* _Exercise aim_
Please answer the following about the forum excerpt below.
(a) Which line in the gradle script had never been updated?
(b) Which variation of the logo converted successfully?
(c) What exception was thrown when converting the full-text version of the logo to a mesh?

* _Selected excerpt_
┌──

Upgrading IDE doesn’t upgrade your project.

1 Like

It looks like I had 17 set in the project settings, but im still fairly new to gradle and my brain was still in Ant mode so I had never updated the “sourceCompatibility = 1.8” line in my gradle script. Thanks for the clarification, and sorry for the silly mistake :sweat_smile:

3 Likes

I tried to convert 2 variations of my logo, and I was able to get a circular image (the logo in my circular jme profile picture) to work.

However I get the following error when I tried to convert the full-text version of my logo to a mesh (the black areas are all transparent):

com.onemillionworlds.deeptokens.Triangulariser$TriangularisationFailureException: Triangulation failed. Do you have single pixel wide regions? Problematic points were (remember y may be flipped): 
. 443,906
447,875
446,873
444,877
445,882
447,876
447,874
470,847
470,836
464,809
462,809
446,870
447,874
361,1302
499,517
644,835

	at com.onemillionworlds.deeptokens.Triangulariser.triangulate(Triangulariser.java:28)
	at com.onemillionworlds.deeptokens.DeepTokenBuilder.bufferedImageToMesh(DeepTokenBuilder.java:142)
	at Core.SceneState.<init>(SceneState.java:386)
	at Core.AppController_ASD.initSingleScene(AppController_ASD.java:416)
	at Core.Interface.MainMenu.SingleSceneSelectionDisplay.lambda$new$0(SingleSceneSelectionDisplay.java:70)
	at com.simsilica.lemur.core.CommandMap.runCommands(CommandMap.java:61)
	at com.simsilica.lemur.Button.runClick(Button.java:359)
	at com.simsilica.lemur.Button$ButtonMouseHandler.mouseButtonEvent(Button.java:436)
	at com.simsilica.lemur.event.MouseEventControl.mouseButtonEvent(MouseEventControl.java:122)

└──

* _Data provided_

┌──

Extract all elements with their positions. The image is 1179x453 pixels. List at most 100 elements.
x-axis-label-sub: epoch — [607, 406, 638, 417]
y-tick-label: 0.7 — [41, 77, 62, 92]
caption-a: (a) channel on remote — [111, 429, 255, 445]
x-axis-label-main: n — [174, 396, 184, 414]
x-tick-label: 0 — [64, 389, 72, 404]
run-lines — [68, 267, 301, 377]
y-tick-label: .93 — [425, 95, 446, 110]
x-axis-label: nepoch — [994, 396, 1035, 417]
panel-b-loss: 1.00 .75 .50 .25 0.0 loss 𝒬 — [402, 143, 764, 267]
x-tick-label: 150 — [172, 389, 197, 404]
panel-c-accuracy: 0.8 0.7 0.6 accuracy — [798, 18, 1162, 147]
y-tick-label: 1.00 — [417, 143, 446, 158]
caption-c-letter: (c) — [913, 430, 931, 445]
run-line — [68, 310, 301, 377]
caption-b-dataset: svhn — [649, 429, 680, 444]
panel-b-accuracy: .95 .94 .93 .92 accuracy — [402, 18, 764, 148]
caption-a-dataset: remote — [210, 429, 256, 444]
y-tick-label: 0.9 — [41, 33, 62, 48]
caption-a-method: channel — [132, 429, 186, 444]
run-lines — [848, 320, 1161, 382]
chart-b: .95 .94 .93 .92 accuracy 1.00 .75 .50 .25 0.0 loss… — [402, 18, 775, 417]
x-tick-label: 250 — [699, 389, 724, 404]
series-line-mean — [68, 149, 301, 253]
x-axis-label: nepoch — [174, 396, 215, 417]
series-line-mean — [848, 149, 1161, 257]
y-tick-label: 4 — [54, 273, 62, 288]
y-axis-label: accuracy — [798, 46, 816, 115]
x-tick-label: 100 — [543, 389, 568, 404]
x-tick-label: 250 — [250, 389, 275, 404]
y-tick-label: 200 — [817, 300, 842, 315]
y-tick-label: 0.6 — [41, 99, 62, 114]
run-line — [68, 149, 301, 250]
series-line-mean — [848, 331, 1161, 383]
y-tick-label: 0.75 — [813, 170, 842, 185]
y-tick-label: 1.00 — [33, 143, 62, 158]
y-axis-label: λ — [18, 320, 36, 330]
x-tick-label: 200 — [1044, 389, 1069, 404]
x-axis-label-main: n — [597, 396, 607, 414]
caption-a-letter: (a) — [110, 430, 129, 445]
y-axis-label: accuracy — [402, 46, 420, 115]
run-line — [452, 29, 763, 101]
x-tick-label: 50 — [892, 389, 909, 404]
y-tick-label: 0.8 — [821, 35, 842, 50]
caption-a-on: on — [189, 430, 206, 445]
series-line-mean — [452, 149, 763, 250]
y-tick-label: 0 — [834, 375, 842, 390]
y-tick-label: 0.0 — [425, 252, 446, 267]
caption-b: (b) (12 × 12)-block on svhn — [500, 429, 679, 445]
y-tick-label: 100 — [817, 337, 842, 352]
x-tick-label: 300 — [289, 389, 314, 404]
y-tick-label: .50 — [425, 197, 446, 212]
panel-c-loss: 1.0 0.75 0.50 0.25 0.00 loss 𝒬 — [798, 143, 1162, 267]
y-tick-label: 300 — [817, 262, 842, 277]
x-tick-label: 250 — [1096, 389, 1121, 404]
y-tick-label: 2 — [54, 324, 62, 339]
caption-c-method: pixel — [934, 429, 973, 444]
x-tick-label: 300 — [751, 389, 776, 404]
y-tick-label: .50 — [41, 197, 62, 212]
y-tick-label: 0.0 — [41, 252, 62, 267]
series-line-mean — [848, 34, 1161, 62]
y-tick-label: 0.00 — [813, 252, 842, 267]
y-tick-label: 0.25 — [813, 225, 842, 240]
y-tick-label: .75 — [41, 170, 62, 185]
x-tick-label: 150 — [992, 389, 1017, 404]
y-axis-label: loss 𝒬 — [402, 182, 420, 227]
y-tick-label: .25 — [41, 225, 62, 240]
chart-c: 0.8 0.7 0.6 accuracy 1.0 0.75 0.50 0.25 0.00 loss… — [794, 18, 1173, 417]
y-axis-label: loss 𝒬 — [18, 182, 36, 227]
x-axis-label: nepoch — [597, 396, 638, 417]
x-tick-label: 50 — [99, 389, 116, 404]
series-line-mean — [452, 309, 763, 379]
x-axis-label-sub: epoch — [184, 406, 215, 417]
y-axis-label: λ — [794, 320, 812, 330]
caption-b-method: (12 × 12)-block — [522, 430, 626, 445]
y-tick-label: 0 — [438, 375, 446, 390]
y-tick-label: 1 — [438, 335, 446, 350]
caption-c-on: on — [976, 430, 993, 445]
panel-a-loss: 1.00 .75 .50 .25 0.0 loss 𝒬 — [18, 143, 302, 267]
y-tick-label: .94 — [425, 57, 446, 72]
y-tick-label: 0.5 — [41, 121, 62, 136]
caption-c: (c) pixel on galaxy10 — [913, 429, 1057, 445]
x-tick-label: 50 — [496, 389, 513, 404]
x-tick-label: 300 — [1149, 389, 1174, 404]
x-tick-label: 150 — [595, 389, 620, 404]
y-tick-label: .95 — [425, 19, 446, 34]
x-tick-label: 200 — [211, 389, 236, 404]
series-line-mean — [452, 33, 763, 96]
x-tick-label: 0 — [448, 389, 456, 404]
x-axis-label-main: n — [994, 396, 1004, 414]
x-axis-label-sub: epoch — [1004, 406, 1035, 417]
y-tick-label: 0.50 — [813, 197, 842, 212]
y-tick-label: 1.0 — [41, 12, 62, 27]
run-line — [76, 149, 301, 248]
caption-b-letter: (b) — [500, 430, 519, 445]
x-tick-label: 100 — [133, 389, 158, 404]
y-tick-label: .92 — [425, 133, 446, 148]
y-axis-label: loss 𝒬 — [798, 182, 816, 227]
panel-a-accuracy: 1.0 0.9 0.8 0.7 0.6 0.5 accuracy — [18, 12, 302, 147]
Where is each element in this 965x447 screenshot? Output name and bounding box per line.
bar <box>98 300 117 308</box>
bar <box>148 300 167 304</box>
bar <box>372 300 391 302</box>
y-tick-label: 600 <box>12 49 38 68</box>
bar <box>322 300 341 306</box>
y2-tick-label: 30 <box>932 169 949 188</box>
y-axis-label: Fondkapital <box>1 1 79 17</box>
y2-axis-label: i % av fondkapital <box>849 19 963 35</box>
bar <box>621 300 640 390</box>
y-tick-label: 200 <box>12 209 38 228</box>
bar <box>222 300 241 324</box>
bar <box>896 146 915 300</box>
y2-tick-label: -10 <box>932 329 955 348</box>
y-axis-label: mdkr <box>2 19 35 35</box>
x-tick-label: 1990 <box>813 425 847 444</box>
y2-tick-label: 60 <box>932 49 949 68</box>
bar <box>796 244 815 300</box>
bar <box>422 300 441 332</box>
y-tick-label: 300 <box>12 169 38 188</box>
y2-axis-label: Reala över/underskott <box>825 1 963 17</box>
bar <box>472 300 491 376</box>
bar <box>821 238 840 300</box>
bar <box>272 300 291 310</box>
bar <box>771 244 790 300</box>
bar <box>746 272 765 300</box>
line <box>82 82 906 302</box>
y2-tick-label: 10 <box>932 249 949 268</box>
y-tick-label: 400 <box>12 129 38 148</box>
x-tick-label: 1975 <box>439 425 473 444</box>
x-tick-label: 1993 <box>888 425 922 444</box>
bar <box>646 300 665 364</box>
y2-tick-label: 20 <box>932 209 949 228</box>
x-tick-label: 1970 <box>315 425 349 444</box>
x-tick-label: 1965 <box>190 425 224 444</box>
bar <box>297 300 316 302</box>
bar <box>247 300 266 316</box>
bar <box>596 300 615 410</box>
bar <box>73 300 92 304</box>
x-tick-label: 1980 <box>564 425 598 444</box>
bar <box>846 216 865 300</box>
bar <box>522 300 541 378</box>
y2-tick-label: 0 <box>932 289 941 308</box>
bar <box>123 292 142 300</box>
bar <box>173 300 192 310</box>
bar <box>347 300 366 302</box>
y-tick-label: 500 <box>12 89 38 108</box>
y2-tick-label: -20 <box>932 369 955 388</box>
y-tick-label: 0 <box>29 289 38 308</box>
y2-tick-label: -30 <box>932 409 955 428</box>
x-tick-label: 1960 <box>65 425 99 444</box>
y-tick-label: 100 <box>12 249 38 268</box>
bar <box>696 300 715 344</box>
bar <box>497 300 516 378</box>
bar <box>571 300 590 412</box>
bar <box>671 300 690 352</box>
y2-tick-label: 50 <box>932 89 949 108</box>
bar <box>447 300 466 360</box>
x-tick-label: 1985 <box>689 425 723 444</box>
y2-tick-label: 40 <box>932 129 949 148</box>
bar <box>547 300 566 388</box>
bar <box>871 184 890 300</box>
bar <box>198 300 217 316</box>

└──

* _Solution for this problem_
(a) The "sourceCompatibility = 1.8" line.
(b) The circular image, which is the logo in the circular jme profile picture.
(c) com.onemillionworlds.deeptokens.Triangulariser$TriangularisationFailureException